- _WORK REQUIRED_
Determine how many lines of the records include "Varsity", and answer with the number alone.

---

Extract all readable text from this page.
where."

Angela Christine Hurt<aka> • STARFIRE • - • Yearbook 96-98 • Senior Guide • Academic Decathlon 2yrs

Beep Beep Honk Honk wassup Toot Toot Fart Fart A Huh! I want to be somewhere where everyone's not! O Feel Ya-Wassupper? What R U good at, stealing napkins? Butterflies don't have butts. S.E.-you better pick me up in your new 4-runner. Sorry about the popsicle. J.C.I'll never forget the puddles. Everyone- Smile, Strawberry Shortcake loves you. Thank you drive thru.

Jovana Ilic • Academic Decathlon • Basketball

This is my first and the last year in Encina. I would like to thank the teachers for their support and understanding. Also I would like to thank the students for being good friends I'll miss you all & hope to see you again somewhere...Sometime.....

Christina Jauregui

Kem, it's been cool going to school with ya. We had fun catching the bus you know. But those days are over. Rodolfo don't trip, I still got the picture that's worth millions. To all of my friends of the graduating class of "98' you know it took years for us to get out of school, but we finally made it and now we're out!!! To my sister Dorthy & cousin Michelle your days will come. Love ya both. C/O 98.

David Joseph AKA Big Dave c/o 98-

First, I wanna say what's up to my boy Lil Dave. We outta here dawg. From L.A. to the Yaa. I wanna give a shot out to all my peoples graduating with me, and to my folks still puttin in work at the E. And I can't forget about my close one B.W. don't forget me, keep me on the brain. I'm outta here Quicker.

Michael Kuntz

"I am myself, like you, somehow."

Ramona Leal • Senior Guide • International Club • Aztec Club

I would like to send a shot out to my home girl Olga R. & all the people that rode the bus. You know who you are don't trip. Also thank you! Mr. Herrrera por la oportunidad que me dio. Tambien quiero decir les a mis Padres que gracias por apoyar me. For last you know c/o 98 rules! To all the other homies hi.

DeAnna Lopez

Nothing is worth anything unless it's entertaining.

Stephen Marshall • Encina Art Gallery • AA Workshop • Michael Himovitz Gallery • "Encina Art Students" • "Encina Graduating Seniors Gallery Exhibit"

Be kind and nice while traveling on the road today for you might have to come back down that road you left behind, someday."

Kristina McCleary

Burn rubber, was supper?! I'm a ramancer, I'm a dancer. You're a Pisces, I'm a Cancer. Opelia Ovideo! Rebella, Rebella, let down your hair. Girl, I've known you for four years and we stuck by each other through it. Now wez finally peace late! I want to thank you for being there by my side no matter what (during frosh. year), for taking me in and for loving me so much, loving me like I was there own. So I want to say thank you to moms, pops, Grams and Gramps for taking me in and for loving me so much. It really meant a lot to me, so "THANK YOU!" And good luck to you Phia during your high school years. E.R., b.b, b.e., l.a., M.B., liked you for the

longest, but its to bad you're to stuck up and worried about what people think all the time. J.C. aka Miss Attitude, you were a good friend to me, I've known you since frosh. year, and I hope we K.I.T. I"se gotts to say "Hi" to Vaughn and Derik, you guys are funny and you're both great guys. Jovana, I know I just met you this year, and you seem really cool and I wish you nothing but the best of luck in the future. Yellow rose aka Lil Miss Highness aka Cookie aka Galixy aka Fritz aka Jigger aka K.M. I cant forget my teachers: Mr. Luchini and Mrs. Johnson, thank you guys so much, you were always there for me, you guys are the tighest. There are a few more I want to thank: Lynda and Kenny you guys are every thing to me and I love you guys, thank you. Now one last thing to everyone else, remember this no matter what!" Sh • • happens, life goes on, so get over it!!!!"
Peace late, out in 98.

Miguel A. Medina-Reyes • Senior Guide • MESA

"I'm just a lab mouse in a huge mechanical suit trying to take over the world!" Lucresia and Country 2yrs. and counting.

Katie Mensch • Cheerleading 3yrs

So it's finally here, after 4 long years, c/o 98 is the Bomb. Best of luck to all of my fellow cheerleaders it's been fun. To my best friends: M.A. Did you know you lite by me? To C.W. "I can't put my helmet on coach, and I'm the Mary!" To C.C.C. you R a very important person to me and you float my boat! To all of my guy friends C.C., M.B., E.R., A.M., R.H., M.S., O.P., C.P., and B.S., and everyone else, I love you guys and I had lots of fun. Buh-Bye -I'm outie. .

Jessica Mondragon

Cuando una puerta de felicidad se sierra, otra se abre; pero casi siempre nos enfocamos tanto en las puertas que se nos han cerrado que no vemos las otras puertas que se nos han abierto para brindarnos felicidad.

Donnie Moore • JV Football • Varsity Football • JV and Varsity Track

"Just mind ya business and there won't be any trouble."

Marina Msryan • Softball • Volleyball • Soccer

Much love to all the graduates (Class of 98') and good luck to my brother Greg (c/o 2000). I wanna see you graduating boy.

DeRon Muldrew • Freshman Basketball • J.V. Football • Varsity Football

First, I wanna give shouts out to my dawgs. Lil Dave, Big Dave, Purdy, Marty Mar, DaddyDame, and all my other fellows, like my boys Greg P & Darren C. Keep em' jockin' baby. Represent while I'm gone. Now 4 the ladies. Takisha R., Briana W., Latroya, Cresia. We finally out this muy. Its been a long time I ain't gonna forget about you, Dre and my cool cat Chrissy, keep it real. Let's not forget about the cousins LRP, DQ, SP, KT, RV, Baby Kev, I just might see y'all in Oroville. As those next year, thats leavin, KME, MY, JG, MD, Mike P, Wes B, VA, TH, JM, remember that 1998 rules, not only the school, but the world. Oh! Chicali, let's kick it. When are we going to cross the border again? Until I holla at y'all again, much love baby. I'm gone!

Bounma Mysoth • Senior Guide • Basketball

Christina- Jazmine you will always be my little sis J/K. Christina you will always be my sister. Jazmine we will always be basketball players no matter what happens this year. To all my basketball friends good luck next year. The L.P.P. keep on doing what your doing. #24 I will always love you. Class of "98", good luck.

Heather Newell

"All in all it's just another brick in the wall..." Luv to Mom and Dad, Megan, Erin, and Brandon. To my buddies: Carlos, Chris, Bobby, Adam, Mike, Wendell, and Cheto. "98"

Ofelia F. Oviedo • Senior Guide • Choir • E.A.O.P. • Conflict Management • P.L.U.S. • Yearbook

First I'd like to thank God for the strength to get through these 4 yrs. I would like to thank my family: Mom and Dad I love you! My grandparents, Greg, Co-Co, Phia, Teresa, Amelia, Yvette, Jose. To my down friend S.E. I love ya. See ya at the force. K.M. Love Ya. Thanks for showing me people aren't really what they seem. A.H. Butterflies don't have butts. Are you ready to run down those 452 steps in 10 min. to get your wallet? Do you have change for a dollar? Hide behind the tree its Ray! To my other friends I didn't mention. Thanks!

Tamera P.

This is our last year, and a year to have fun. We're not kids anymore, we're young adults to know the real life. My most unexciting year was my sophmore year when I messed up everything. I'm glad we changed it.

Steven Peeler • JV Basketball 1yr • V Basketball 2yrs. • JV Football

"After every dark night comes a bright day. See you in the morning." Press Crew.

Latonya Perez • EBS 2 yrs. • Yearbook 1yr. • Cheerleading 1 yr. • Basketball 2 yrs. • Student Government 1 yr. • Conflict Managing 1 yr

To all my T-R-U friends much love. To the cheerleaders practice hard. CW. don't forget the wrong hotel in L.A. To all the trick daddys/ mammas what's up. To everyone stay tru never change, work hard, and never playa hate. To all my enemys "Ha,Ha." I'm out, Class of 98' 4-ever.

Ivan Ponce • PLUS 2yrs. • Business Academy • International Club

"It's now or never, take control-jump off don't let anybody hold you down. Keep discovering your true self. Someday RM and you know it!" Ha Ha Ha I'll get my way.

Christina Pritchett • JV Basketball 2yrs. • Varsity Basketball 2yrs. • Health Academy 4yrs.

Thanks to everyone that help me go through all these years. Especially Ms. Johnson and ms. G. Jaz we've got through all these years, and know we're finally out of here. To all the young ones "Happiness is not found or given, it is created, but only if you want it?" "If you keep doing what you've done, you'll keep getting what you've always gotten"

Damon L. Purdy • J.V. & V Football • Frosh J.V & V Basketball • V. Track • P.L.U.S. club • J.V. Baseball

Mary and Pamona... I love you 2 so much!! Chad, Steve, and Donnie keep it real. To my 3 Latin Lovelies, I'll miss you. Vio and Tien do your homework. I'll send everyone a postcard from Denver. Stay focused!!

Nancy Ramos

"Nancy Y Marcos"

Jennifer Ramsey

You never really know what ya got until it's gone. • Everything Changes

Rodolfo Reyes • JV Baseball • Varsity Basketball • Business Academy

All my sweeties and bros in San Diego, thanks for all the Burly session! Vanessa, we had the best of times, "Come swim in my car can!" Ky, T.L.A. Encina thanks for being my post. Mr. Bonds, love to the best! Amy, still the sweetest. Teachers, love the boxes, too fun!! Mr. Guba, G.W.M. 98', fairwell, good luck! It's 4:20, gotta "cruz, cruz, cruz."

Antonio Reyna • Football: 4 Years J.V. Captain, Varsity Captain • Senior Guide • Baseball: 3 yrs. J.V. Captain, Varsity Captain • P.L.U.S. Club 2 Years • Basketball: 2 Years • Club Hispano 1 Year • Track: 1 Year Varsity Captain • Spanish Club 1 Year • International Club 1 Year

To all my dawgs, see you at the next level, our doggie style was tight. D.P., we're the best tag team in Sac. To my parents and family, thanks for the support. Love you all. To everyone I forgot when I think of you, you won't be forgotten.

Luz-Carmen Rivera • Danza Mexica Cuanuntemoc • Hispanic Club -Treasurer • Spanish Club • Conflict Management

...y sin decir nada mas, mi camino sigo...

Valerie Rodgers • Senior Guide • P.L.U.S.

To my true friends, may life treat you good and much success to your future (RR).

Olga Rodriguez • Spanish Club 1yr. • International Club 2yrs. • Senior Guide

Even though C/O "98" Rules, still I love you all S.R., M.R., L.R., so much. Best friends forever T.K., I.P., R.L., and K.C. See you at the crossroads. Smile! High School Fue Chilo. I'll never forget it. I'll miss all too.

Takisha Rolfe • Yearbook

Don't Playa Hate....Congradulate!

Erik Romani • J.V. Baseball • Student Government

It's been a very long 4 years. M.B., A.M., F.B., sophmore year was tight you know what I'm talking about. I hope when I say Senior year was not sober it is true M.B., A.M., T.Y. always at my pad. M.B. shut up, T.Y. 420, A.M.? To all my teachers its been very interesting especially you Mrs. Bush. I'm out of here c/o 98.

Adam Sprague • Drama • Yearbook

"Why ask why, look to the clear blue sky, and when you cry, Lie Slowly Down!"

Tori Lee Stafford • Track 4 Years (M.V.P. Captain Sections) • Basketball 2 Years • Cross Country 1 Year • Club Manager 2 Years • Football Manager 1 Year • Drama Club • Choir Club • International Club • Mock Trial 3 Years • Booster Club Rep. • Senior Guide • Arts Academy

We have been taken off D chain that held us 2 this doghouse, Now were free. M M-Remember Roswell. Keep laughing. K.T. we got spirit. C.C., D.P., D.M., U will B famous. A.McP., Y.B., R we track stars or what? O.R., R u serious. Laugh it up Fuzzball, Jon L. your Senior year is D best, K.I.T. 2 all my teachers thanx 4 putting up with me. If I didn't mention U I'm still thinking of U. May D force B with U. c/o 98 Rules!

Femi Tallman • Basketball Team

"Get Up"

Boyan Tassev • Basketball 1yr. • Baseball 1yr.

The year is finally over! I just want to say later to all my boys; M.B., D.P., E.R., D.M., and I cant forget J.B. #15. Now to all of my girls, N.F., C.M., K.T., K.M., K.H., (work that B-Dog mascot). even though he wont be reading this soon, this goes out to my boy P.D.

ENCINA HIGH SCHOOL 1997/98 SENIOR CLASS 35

---

- _COMPLETED TASK_
5